Pull out every line with the word "type".

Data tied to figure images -
begin
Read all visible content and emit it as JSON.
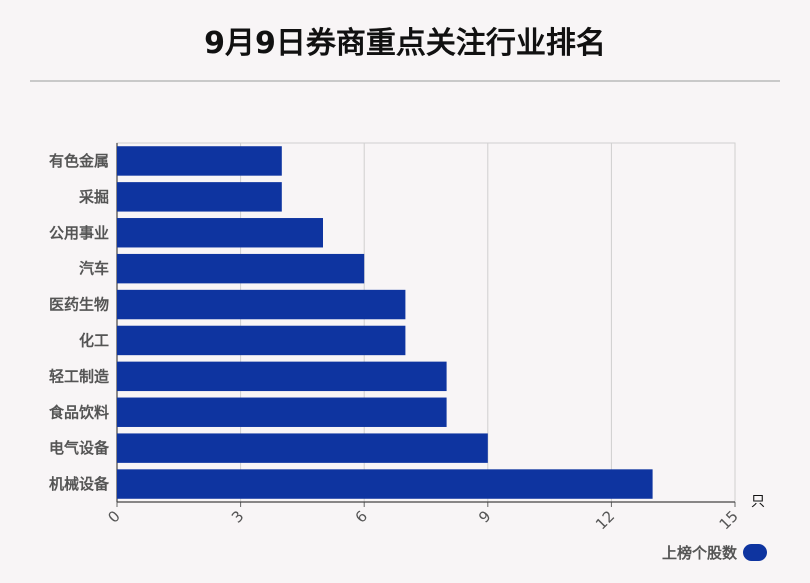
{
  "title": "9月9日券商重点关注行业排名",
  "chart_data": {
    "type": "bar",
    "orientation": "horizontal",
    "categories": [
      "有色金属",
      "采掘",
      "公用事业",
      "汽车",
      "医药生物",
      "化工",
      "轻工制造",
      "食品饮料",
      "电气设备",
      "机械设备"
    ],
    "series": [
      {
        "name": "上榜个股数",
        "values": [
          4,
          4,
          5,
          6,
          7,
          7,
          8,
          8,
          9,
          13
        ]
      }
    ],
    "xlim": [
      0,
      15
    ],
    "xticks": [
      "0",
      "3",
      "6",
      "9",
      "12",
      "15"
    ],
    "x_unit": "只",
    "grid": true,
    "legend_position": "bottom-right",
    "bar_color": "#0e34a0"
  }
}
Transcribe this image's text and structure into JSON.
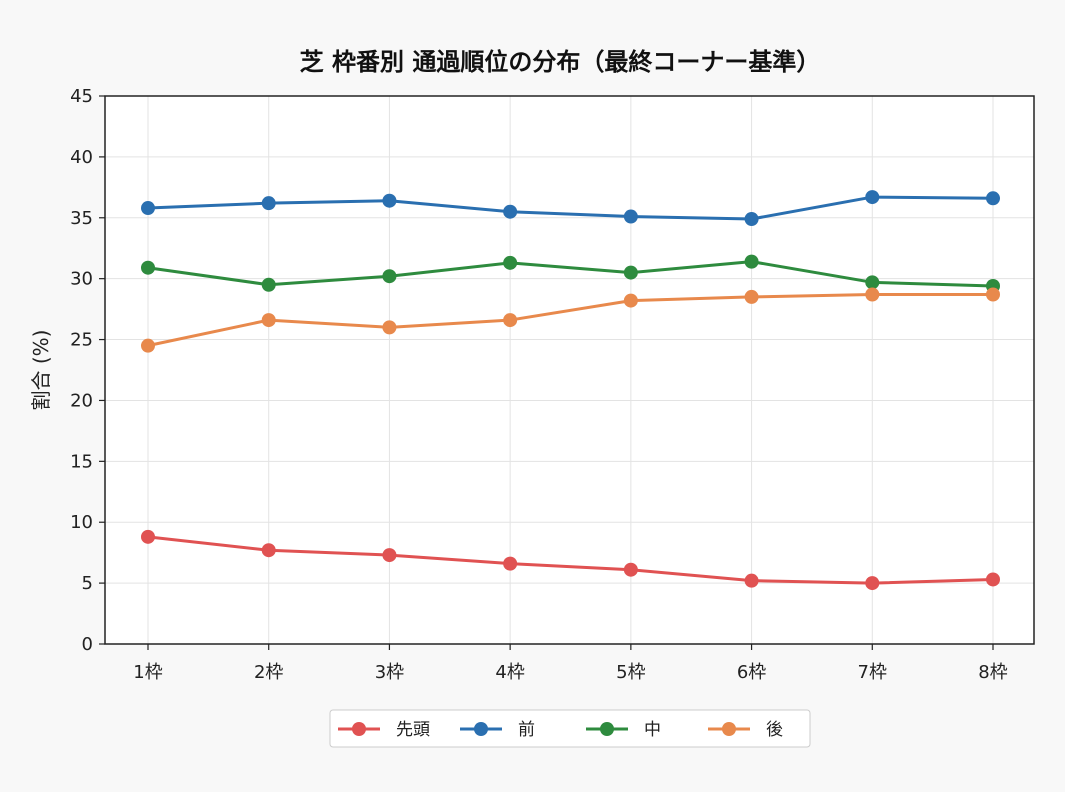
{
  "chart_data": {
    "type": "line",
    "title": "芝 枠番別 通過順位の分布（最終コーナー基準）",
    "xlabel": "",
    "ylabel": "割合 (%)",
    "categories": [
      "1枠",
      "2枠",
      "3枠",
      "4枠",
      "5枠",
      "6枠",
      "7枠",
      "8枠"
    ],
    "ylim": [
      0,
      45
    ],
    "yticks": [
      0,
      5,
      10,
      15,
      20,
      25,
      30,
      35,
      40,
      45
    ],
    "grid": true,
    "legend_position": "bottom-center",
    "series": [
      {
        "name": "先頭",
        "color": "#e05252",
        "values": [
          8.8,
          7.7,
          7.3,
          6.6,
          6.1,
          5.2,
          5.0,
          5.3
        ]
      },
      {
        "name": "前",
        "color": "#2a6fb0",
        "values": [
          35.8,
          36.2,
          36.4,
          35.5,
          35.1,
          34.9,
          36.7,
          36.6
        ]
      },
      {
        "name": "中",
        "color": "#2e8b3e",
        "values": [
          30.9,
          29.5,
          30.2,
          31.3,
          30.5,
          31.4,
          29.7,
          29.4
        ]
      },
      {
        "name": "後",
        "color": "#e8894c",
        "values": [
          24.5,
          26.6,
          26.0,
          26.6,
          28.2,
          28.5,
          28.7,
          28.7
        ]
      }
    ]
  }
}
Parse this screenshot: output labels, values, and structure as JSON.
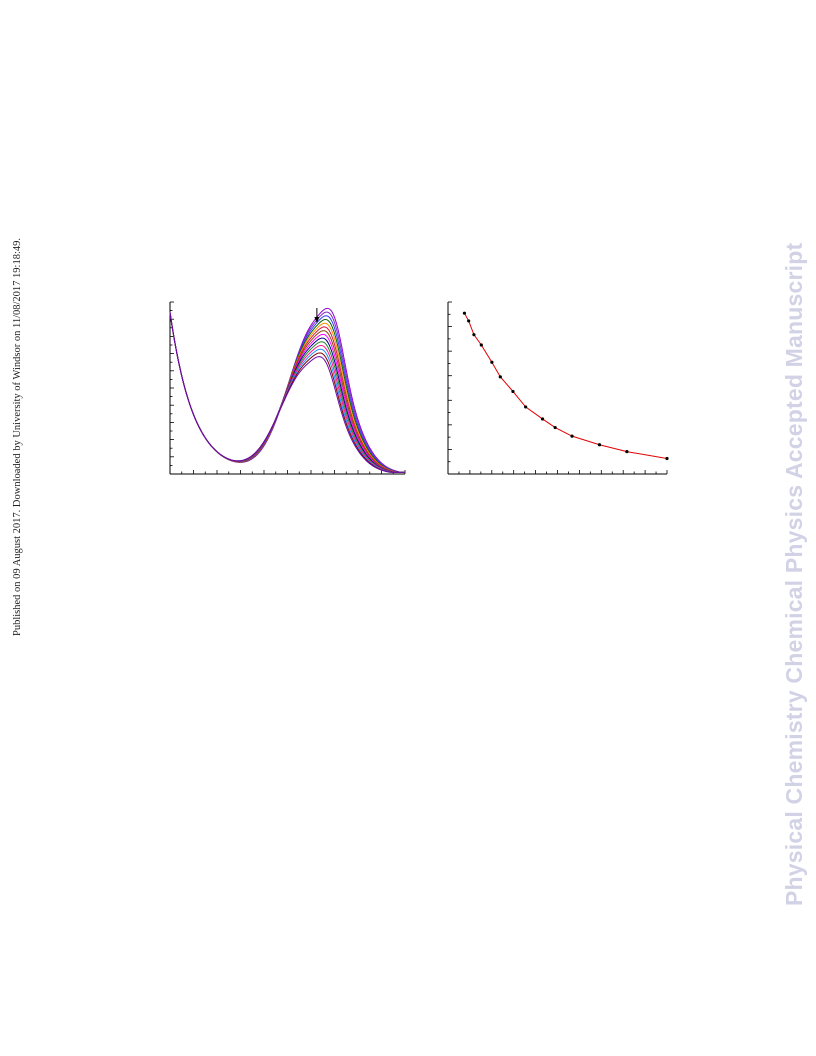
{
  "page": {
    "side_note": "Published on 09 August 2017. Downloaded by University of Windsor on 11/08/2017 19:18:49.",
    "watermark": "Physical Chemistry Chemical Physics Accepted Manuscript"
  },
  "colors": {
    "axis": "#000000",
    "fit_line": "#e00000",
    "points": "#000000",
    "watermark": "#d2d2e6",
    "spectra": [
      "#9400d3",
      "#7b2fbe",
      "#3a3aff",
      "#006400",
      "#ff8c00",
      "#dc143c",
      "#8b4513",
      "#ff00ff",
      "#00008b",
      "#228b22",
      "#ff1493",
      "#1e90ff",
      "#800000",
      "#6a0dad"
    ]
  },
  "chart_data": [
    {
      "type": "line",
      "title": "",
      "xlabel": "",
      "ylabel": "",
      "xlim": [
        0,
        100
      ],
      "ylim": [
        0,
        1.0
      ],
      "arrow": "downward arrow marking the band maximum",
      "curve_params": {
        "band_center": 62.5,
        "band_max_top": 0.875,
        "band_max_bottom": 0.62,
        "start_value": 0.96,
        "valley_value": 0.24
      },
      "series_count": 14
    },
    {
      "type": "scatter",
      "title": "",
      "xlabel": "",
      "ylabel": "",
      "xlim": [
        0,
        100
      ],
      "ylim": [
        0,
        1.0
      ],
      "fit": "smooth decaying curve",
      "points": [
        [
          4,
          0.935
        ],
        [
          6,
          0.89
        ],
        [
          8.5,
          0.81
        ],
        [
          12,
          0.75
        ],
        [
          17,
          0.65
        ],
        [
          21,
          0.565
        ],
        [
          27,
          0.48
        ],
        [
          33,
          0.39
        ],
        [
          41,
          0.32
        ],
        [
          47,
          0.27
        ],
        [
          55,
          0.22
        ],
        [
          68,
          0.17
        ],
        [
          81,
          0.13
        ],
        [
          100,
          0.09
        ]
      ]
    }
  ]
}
end
Completed exercise -
    "type": "bar",
    "type": "line",
      "type": "line",
      "type": "scatter",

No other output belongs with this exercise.